## INSTRUCTION
Look through the listing below and report how many lines contain "label", as a bare number.

►

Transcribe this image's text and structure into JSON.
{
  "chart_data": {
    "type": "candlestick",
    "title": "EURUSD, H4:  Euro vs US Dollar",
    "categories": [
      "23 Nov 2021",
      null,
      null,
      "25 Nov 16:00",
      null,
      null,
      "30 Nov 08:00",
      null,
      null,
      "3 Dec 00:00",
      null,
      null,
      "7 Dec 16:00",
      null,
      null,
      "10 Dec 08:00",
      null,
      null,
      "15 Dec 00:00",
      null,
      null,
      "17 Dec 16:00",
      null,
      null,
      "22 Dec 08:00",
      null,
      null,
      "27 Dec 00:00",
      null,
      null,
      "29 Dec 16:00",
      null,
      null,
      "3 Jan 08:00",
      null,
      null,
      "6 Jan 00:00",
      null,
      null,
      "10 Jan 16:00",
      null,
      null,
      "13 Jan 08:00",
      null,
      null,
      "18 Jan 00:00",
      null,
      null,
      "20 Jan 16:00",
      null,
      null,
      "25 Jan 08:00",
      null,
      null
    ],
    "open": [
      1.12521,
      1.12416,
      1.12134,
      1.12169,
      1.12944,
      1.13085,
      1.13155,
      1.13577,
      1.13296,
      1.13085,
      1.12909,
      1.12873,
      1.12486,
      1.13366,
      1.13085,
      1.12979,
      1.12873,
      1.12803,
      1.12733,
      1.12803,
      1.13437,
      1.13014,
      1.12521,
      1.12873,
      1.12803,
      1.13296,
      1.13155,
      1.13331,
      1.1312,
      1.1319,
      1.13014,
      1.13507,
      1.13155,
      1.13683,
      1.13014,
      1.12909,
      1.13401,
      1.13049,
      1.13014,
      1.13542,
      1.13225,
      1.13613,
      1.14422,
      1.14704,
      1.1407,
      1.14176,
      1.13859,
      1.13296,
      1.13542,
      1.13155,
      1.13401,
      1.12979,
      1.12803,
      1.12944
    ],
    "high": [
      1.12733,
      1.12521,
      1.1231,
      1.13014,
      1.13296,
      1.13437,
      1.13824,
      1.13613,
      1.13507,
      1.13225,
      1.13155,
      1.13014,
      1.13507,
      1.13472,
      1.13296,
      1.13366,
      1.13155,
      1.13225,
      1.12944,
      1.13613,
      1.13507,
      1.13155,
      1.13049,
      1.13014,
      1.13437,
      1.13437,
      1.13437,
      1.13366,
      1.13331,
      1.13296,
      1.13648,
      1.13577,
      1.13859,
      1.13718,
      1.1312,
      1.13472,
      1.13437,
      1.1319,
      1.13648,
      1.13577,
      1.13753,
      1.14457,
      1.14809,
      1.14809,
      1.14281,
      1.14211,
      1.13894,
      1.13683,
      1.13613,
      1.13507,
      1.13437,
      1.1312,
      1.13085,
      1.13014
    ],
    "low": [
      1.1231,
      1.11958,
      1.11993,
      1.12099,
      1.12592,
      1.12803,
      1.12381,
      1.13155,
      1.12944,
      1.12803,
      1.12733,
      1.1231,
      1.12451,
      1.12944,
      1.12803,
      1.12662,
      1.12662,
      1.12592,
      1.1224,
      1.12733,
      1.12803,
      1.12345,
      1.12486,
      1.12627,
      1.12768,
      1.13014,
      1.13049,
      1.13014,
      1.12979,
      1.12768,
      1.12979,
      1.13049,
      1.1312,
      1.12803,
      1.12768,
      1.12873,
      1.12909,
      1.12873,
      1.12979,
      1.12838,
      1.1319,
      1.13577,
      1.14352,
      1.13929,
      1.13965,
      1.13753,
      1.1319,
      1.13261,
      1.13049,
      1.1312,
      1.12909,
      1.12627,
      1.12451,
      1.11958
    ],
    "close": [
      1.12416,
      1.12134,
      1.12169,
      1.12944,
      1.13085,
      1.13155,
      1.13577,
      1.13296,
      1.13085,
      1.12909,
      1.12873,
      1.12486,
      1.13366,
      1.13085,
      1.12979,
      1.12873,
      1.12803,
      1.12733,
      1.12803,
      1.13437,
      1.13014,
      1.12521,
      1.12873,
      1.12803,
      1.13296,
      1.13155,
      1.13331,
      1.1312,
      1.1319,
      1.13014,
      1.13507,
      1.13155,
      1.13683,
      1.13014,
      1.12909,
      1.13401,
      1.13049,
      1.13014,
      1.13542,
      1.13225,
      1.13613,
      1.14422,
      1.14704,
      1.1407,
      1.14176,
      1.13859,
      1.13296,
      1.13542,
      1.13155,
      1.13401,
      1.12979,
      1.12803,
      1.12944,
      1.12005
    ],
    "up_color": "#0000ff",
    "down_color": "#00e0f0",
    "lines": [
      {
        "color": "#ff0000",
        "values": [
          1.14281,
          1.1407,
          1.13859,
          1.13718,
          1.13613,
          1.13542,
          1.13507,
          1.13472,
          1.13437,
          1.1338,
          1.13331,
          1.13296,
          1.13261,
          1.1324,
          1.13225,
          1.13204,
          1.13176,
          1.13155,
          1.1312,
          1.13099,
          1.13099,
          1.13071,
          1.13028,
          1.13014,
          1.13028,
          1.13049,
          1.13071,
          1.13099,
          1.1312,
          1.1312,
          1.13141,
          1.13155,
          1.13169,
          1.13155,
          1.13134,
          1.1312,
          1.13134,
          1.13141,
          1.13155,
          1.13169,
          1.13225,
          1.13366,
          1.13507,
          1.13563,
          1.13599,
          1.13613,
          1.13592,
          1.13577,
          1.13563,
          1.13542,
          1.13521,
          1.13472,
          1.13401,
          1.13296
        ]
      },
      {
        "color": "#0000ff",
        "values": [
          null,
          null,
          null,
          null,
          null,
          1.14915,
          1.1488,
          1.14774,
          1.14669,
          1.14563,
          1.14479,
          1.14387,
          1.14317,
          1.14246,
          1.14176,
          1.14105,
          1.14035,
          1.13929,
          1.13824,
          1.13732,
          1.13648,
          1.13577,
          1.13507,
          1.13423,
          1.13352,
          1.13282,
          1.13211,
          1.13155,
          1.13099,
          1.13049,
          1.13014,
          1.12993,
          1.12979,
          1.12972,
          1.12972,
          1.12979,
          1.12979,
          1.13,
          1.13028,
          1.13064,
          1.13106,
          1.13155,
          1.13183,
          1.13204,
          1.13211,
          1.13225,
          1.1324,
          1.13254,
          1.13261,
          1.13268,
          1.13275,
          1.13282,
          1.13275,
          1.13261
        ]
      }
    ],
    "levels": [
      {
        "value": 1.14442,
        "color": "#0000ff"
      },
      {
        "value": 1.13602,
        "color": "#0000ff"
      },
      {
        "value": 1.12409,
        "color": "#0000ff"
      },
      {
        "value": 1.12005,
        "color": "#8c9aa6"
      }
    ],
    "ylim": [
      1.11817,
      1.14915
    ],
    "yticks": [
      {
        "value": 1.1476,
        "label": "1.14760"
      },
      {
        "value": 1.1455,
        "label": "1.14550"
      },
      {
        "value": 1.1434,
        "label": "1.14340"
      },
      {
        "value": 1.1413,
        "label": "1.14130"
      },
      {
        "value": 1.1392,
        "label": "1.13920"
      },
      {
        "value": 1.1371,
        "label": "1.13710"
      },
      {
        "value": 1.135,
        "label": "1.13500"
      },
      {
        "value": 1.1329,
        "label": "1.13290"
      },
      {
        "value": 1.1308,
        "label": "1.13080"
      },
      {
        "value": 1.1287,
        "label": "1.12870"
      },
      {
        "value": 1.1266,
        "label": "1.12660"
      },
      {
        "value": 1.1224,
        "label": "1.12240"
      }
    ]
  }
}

◄

## TASK RESULT
12